:: Given exercise ::
For the data below, report the number of lines that contain the string "JSON" and nothing else.

:: Records to use ::
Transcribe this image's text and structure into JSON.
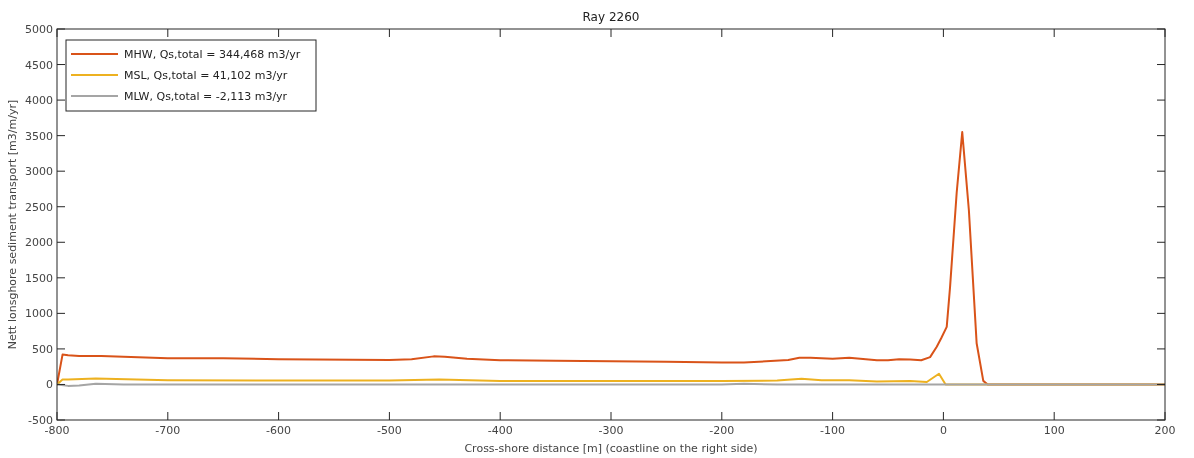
{
  "chart_data": {
    "type": "line",
    "title": "Ray 2260",
    "xlabel": "Cross-shore distance [m] (coastline on the right side)",
    "ylabel": "Nett lonsghore sediment transport [m3/m/yr]",
    "xlim": [
      -800,
      200
    ],
    "xticks": [
      -800,
      -700,
      -600,
      -500,
      -400,
      -300,
      -200,
      -100,
      0,
      100,
      200
    ],
    "ylim": [
      -500,
      5000
    ],
    "yticks": [
      -500,
      0,
      500,
      1000,
      1500,
      2000,
      2500,
      3000,
      3500,
      4000,
      4500,
      5000
    ],
    "grid": false,
    "legend": "top left",
    "marker": "none",
    "line_style": "solid",
    "series": [
      {
        "name": "MHW, Qs,total = 344,468 m3/yr",
        "color": "#d95319",
        "x": [
          -800,
          -795,
          -790,
          -780,
          -760,
          -700,
          -650,
          -600,
          -500,
          -480,
          -460,
          -450,
          -430,
          -400,
          -350,
          -300,
          -250,
          -200,
          -180,
          -160,
          -140,
          -130,
          -120,
          -100,
          -85,
          -75,
          -60,
          -50,
          -40,
          -30,
          -20,
          -12,
          -6,
          -2,
          3,
          6,
          12,
          17,
          23,
          30,
          36,
          40,
          200
        ],
        "values": [
          0,
          420,
          410,
          400,
          400,
          370,
          370,
          355,
          345,
          355,
          395,
          390,
          360,
          340,
          335,
          325,
          320,
          310,
          310,
          325,
          345,
          375,
          375,
          360,
          375,
          360,
          340,
          340,
          355,
          350,
          340,
          385,
          530,
          650,
          810,
          1370,
          2700,
          3550,
          2450,
          580,
          50,
          0,
          0
        ]
      },
      {
        "name": "MSL, Qs,total = 41,102 m3/yr",
        "color": "#edb120",
        "x": [
          -800,
          -795,
          -790,
          -765,
          -700,
          -600,
          -500,
          -455,
          -400,
          -300,
          -200,
          -150,
          -128,
          -110,
          -85,
          -60,
          -30,
          -15,
          -4,
          2,
          200
        ],
        "values": [
          0,
          70,
          70,
          85,
          60,
          55,
          55,
          70,
          50,
          50,
          50,
          55,
          80,
          60,
          60,
          40,
          50,
          35,
          150,
          0,
          0
        ]
      },
      {
        "name": "MLW, Qs,total = -2,113 m3/yr",
        "color": "#a5a5a5",
        "x": [
          -800,
          -790,
          -780,
          -765,
          -740,
          -600,
          -400,
          -200,
          -180,
          -150,
          0,
          200
        ],
        "values": [
          0,
          -20,
          -15,
          10,
          0,
          0,
          0,
          0,
          10,
          0,
          0,
          0
        ]
      }
    ]
  }
}
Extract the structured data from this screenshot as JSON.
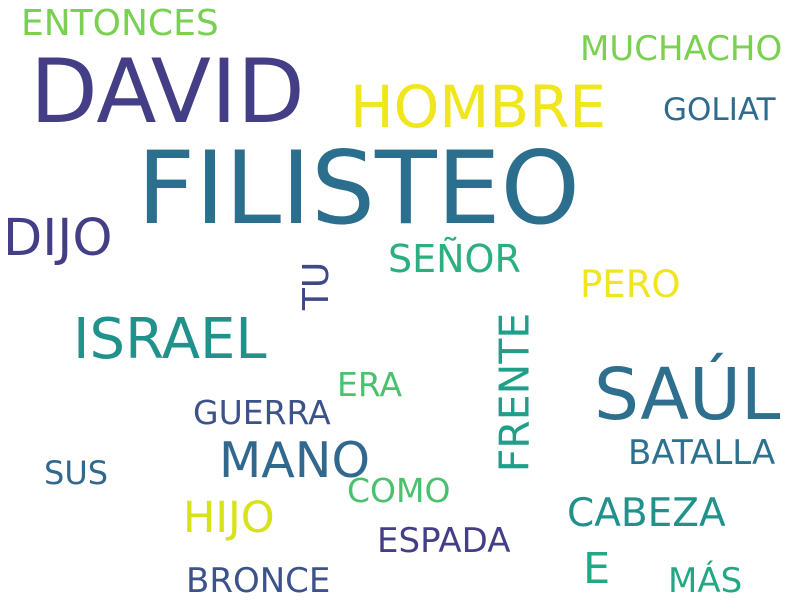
{
  "words": [
    {
      "text": "FILISTEO",
      "color": "#2c6e8e"
    },
    {
      "text": "DAVID",
      "color": "#433e85"
    },
    {
      "text": "SAÚL",
      "color": "#2e6f8e"
    },
    {
      "text": "HOMBRE",
      "color": "#f1e51d"
    },
    {
      "text": "ISRAEL",
      "color": "#21918c"
    },
    {
      "text": "DIJO",
      "color": "#433e85"
    },
    {
      "text": "MANO",
      "color": "#31688e"
    },
    {
      "text": "FRENTE",
      "color": "#1f9e89"
    },
    {
      "text": "ENTONCES",
      "color": "#7ad151"
    },
    {
      "text": "MUCHACHO",
      "color": "#7ad151"
    },
    {
      "text": "GOLIAT",
      "color": "#2f6b8e"
    },
    {
      "text": "SEÑOR",
      "color": "#2ab07f"
    },
    {
      "text": "TU",
      "color": "#3f4889"
    },
    {
      "text": "PERO",
      "color": "#f1e51d"
    },
    {
      "text": "ERA",
      "color": "#4ac16d"
    },
    {
      "text": "GUERRA",
      "color": "#3b528b"
    },
    {
      "text": "BATALLA",
      "color": "#2c728e"
    },
    {
      "text": "SUS",
      "color": "#31688e"
    },
    {
      "text": "COMO",
      "color": "#4ac16d"
    },
    {
      "text": "HIJO",
      "color": "#d8e219"
    },
    {
      "text": "CABEZA",
      "color": "#21918c"
    },
    {
      "text": "ESPADA",
      "color": "#433e85"
    },
    {
      "text": "E",
      "color": "#22a884"
    },
    {
      "text": "BRONCE",
      "color": "#3b528b"
    },
    {
      "text": "MÁS",
      "color": "#22a884"
    }
  ]
}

:: Exercise answer ::
2